> [EXERCISE OBJECTIVE] Gather the lines from the material that contain "TradingView".

> [WORKING DATA]
____

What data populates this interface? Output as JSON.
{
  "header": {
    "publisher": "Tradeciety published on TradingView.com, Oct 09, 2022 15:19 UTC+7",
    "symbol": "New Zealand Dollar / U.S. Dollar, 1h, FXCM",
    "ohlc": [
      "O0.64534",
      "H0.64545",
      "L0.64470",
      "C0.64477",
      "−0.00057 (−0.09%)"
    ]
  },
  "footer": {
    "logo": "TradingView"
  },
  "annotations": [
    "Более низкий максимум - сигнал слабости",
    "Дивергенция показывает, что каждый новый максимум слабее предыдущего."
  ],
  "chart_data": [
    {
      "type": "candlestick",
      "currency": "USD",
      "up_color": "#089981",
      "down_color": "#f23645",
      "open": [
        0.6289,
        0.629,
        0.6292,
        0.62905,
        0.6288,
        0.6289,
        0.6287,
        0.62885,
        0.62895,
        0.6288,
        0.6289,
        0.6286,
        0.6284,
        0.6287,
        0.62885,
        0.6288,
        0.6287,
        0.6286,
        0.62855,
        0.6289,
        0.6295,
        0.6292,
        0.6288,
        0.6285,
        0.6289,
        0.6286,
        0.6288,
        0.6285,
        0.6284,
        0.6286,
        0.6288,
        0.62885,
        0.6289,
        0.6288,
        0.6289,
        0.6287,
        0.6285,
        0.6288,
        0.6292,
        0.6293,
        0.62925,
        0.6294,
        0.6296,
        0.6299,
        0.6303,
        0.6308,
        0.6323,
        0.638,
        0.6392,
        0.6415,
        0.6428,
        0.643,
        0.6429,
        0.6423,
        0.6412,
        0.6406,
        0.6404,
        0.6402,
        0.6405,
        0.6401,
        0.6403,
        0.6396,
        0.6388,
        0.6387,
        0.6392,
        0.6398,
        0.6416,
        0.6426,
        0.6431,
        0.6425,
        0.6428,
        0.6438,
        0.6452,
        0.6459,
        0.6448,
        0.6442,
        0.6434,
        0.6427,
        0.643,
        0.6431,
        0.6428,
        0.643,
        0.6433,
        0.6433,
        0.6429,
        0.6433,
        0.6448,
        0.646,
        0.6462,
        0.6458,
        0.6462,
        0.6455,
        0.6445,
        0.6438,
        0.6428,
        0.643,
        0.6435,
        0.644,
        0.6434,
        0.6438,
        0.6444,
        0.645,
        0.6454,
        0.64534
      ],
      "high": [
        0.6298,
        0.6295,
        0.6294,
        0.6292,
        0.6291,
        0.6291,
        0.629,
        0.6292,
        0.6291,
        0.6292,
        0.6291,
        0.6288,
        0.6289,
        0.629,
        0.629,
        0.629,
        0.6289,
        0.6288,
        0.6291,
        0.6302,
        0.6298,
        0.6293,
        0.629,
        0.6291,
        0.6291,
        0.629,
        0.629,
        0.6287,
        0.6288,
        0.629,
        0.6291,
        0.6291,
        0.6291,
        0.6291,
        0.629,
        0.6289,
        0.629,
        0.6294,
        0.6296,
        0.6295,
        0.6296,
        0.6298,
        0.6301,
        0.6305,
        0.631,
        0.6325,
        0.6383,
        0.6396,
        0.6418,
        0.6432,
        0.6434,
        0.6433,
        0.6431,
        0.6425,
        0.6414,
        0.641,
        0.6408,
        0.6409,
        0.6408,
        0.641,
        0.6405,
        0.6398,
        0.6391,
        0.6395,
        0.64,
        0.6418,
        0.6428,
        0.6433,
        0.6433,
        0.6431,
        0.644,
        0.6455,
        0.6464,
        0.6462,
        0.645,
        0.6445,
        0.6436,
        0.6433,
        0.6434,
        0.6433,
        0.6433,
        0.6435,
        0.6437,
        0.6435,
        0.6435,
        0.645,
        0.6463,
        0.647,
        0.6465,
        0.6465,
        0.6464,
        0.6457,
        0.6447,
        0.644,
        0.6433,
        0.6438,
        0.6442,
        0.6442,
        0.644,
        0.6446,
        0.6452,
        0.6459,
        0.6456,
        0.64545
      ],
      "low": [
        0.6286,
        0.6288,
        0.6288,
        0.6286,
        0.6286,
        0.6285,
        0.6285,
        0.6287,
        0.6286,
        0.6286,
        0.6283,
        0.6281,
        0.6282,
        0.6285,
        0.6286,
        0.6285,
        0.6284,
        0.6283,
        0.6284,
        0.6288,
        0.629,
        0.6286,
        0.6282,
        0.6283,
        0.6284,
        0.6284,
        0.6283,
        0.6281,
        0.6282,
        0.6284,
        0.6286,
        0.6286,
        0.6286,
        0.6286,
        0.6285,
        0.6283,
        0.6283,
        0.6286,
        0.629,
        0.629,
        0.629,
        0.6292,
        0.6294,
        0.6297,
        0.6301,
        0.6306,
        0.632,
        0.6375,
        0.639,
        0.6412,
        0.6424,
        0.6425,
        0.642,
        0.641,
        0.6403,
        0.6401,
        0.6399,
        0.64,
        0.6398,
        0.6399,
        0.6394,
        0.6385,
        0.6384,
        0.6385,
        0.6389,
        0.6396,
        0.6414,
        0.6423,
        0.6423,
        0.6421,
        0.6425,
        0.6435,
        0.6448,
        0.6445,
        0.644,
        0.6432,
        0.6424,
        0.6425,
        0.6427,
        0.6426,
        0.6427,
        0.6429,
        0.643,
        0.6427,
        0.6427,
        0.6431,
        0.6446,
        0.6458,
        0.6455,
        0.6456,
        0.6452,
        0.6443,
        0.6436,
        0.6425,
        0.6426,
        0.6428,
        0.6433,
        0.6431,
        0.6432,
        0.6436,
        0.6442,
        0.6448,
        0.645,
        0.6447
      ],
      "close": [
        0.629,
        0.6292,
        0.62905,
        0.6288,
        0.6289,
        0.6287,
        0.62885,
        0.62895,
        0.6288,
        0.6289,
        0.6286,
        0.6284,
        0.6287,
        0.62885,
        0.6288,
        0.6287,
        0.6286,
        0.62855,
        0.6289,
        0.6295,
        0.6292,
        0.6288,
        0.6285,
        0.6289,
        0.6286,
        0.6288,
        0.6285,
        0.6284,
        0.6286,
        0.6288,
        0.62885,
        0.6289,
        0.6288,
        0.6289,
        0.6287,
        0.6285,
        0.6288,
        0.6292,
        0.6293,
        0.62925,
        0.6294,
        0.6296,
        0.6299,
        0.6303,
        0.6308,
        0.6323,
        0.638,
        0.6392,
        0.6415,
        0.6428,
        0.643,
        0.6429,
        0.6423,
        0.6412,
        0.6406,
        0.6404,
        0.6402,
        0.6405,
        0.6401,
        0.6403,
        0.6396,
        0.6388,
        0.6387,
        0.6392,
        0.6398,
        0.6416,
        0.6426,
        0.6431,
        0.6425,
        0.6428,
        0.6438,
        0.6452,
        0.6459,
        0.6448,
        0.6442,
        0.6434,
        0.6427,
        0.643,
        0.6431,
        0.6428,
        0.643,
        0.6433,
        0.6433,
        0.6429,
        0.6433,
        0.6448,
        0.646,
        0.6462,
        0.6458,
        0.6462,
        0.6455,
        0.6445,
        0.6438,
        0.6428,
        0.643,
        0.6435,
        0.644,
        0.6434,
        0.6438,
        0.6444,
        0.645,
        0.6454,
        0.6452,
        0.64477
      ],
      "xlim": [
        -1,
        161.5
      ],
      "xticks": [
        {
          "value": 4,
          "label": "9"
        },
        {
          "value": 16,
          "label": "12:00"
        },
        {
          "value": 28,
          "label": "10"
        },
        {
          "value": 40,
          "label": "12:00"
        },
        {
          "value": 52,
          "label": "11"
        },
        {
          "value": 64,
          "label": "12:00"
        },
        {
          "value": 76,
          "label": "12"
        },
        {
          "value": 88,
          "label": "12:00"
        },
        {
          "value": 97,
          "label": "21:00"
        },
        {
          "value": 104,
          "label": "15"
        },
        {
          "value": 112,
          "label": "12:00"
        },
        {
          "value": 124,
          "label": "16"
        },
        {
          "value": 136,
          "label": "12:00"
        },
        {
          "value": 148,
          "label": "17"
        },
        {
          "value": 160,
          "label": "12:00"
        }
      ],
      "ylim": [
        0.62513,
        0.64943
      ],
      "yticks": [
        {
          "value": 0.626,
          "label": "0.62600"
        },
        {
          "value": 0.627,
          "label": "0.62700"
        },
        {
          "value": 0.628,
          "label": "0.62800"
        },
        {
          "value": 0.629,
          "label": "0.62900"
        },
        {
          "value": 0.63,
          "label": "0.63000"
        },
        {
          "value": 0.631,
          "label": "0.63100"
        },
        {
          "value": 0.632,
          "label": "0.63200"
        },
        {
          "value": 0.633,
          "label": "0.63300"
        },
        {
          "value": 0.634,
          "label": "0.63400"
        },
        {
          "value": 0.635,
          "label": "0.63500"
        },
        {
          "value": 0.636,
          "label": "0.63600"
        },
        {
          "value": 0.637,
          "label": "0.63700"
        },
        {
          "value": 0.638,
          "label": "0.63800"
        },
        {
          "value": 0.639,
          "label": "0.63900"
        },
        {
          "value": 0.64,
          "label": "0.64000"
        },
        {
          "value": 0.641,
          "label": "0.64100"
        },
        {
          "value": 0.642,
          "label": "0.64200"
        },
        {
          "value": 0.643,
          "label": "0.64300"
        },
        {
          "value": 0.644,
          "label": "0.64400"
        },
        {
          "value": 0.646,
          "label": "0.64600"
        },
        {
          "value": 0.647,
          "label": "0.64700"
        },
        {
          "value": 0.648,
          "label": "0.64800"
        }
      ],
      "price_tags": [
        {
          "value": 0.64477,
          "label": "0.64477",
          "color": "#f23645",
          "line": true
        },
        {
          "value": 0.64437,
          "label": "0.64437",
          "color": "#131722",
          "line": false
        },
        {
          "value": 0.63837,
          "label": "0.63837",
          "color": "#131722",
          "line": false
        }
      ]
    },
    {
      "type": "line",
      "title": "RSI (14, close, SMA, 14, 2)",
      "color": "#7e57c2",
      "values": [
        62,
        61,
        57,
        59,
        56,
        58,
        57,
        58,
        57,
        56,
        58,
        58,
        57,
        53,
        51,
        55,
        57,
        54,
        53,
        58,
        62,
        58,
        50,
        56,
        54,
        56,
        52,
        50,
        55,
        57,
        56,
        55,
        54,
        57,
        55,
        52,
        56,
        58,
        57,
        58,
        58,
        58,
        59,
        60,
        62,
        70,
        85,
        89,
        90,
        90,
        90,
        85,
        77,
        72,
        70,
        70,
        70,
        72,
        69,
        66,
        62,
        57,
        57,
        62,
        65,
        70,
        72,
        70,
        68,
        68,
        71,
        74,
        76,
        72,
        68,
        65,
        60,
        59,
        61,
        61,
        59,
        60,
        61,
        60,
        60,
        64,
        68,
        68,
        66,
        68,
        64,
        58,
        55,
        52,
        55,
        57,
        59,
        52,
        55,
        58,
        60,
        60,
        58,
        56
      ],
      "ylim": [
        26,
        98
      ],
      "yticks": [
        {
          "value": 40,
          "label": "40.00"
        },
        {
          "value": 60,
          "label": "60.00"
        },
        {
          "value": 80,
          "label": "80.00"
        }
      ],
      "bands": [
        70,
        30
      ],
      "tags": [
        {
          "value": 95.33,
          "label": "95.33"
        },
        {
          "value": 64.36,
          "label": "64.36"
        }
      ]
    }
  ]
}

____

> [REPLY]
    "publisher": "Tradeciety published on TradingView.com, Oct 09, 2022 15:19 UTC+7",
    "logo": "TradingView"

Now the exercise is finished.